• Problem to work on
Print the listing that follows, character for character.

• Provided data
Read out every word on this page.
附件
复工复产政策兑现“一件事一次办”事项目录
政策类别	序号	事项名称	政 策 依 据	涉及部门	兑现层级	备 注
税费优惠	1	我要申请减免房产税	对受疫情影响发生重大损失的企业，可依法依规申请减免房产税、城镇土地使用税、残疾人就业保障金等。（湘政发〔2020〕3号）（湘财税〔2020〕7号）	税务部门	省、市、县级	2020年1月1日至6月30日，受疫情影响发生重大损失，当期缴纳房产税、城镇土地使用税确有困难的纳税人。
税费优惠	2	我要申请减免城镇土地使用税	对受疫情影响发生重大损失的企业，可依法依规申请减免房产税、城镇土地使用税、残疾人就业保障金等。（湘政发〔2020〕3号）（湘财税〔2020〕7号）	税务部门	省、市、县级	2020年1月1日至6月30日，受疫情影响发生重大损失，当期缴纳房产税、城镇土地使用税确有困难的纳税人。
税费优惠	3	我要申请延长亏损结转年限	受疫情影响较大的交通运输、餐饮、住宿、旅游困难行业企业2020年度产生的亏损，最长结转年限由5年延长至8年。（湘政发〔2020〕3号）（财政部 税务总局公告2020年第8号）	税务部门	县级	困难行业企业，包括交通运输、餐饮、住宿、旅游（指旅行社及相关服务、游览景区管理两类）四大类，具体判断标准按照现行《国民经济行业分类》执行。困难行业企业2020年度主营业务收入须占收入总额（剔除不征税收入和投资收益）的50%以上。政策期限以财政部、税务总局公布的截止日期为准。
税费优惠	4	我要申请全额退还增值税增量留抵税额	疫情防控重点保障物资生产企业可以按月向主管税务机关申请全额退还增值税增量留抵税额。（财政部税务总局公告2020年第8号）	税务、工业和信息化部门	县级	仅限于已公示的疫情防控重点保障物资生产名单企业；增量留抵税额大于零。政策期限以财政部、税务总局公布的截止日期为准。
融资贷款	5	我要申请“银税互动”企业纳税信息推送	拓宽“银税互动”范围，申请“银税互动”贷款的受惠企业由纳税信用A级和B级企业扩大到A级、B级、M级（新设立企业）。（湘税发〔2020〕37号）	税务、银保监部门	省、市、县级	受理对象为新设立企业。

• Output for this exercise
Read out every word on this page.
附件
复工复产政策兑现“一件事一次办”事项目录
政策类别	序号	事项名称	政 策 依 据	涉及部门	兑现层级	备 注
税费优惠	1	我要申请减免房产税	对受疫情影响发生重大损失的企业，可依法依规申请减免房产税、城镇土地使用税、残疾人就业保障金等。（湘政发〔2020〕3号）（湘财税〔2020〕7号）	税务部门	省、市、县级	2020年1月1日至6月30日，受疫情影响发生重大损失，当期缴纳房产税、城镇土地使用税确有困难的纳税人。
税费优惠	2	我要申请减免城镇土地使用税	对受疫情影响发生重大损失的企业，可依法依规申请减免房产税、城镇土地使用税、残疾人就业保障金等。（湘政发〔2020〕3号）（湘财税〔2020〕7号）	税务部门	省、市、县级	2020年1月1日至6月30日，受疫情影响发生重大损失，当期缴纳房产税、城镇土地使用税确有困难的纳税人。
税费优惠	3	我要申请延长亏损结转年限	受疫情影响较大的交通运输、餐饮、住宿、旅游困难行业企业2020年度产生的亏损，最长结转年限由5年延长至8年。（湘政发〔2020〕3号）（财政部 税务总局公告2020年第8号）	税务部门	县级	困难行业企业，包括交通运输、餐饮、住宿、旅游（指旅行社及相关服务、游览景区管理两类）四大类，具体判断标准按照现行《国民经济行业分类》执行。困难行业企业2020年度主营业务收入须占收入总额（剔除不征税收入和投资收益）的50%以上。政策期限以财政部、税务总局公布的截止日期为准。
税费优惠	4	我要申请全额退还增值税增量留抵税额	疫情防控重点保障物资生产企业可以按月向主管税务机关申请全额退还增值税增量留抵税额。（财政部税务总局公告2020年第8号）	税务、工业和信息化部门	县级	仅限于已公示的疫情防控重点保障物资生产名单企业；增量留抵税额大于零。政策期限以财政部、税务总局公布的截止日期为准。
融资贷款	5	我要申请“银税互动”企业纳税信息推送	拓宽“银税互动”范围，申请“银税互动”贷款的受惠企业由纳税信用A级和B级企业扩大到A级、B级、M级（新设立企业）。（湘税发〔2020〕37号）	税务、银保监部门	省、市、县级	受理对象为新设立企业。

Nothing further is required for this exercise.